Go through the data below and gather each line containing "besten".

-------- Provided data

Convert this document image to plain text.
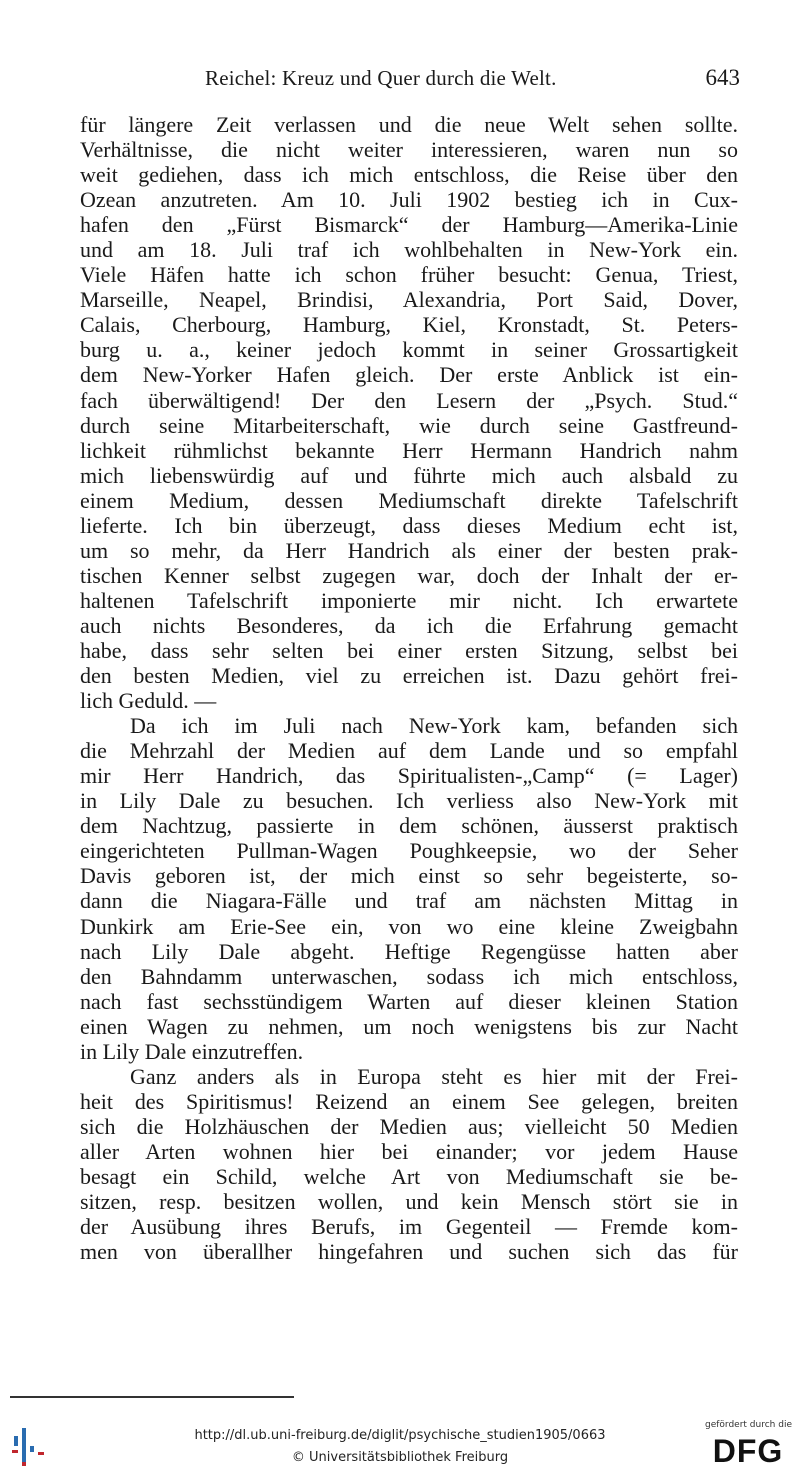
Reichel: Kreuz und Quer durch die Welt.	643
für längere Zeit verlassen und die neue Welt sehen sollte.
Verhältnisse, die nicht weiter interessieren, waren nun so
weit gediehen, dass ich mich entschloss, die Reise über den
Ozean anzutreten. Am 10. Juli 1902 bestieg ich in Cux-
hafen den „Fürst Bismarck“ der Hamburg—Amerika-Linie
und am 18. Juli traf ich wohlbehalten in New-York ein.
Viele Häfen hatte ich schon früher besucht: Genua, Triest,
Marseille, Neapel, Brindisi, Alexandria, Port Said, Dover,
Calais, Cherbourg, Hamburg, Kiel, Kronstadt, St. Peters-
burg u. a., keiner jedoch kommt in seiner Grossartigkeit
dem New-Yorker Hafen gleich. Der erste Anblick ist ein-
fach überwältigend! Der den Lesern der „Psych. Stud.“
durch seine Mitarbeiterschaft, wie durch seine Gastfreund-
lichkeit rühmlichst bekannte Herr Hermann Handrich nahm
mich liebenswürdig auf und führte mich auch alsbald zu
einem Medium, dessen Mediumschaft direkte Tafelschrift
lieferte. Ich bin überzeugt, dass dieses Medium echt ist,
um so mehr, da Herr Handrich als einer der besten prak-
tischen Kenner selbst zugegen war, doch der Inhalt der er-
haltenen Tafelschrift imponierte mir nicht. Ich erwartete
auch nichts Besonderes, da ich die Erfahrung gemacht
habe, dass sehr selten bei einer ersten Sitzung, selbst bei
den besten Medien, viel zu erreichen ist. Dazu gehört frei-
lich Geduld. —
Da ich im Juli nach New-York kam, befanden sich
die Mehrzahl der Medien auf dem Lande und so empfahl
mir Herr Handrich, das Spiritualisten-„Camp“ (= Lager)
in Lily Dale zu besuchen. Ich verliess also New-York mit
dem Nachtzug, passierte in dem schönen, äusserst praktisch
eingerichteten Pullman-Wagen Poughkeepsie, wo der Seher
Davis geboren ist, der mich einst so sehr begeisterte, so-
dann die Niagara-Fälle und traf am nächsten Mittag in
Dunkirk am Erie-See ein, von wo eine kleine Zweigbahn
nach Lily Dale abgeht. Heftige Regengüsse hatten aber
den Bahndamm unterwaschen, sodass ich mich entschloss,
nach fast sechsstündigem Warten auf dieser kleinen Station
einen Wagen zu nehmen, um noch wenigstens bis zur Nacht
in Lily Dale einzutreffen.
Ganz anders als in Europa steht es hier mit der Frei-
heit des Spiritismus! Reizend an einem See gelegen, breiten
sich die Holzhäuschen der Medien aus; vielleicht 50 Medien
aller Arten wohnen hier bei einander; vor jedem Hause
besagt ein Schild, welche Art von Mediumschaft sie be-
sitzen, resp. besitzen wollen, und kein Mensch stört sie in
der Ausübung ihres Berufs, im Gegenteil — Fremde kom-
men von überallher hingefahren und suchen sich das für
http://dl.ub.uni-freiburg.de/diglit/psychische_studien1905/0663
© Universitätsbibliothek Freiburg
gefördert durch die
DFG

----------------

**The reply**
um so mehr, da Herr Handrich als einer der besten prak-
den besten Medien, viel zu erreichen ist. Dazu gehört frei-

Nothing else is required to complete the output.